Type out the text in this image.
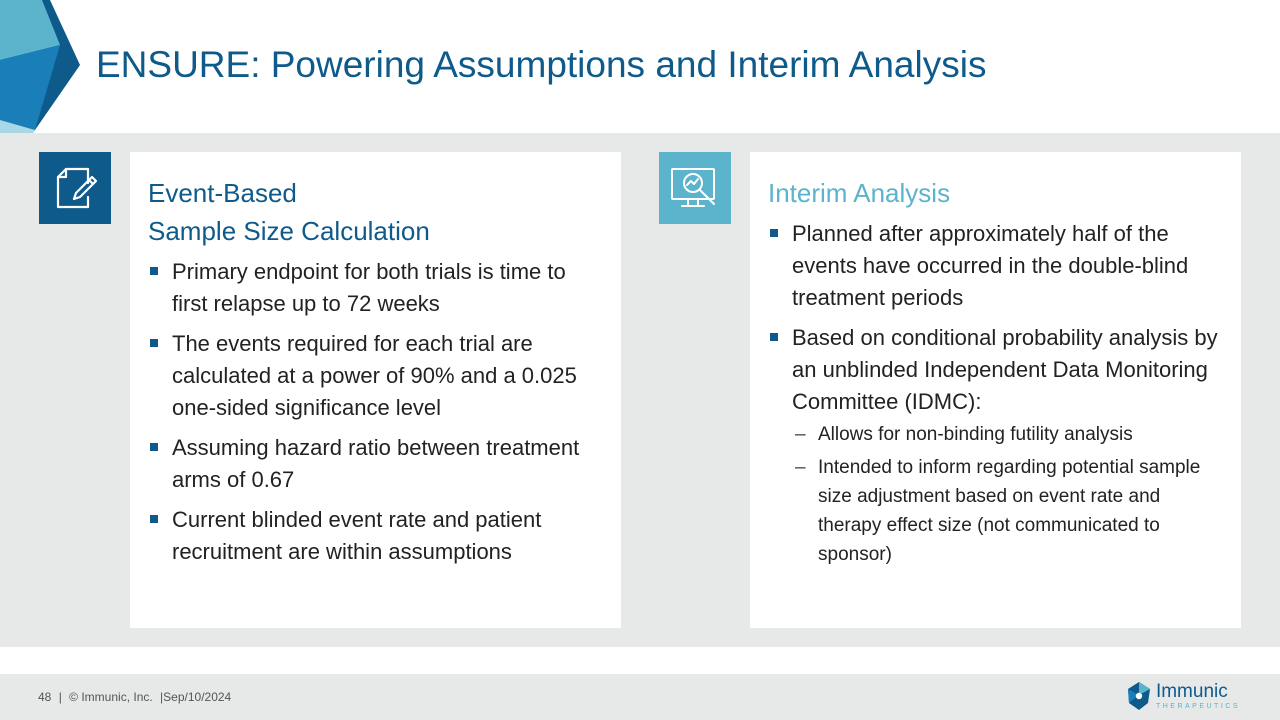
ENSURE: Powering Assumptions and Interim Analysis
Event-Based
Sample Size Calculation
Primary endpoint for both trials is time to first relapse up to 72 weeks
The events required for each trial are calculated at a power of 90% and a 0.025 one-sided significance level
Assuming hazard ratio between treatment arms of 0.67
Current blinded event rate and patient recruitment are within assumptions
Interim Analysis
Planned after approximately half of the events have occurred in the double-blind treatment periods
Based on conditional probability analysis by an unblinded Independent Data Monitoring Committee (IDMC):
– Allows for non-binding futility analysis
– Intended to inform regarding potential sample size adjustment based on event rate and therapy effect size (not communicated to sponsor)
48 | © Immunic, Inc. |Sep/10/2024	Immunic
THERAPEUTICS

==

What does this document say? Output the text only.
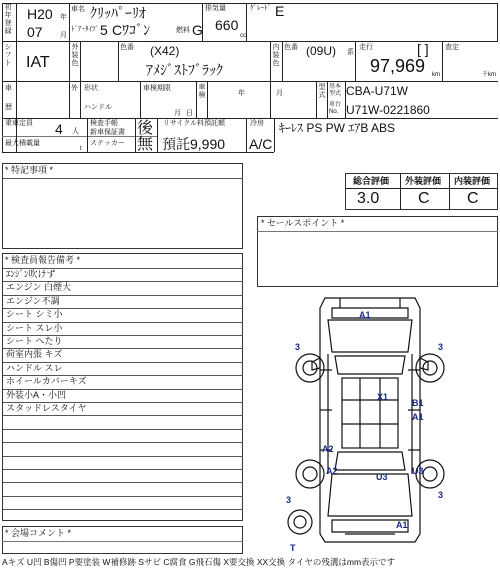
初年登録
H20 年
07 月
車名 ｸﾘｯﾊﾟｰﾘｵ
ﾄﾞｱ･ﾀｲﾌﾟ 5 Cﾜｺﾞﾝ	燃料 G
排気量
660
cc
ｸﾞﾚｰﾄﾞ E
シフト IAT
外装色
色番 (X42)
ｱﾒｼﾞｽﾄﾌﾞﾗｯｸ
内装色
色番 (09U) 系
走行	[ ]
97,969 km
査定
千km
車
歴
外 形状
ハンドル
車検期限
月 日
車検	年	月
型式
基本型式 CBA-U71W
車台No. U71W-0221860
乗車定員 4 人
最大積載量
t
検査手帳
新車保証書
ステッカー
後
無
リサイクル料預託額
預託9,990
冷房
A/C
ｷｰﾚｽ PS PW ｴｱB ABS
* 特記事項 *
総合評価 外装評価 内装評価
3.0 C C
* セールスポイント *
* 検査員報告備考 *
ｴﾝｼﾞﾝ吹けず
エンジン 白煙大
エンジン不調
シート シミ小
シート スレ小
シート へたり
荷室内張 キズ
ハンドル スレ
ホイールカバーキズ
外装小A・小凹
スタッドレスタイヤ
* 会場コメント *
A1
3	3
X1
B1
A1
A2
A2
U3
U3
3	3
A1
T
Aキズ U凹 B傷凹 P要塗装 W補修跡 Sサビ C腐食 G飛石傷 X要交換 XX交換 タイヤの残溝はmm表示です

### GIVEN PROBLEM
For this exercise, gather every line of the data that contains the word "events".

### OUTPUT BELOW
The events required for each trial are calculated at a power of 90% and a 0.025 one-sided significance level
Planned after approximately half of the events have occurred in the double-blind treatment periods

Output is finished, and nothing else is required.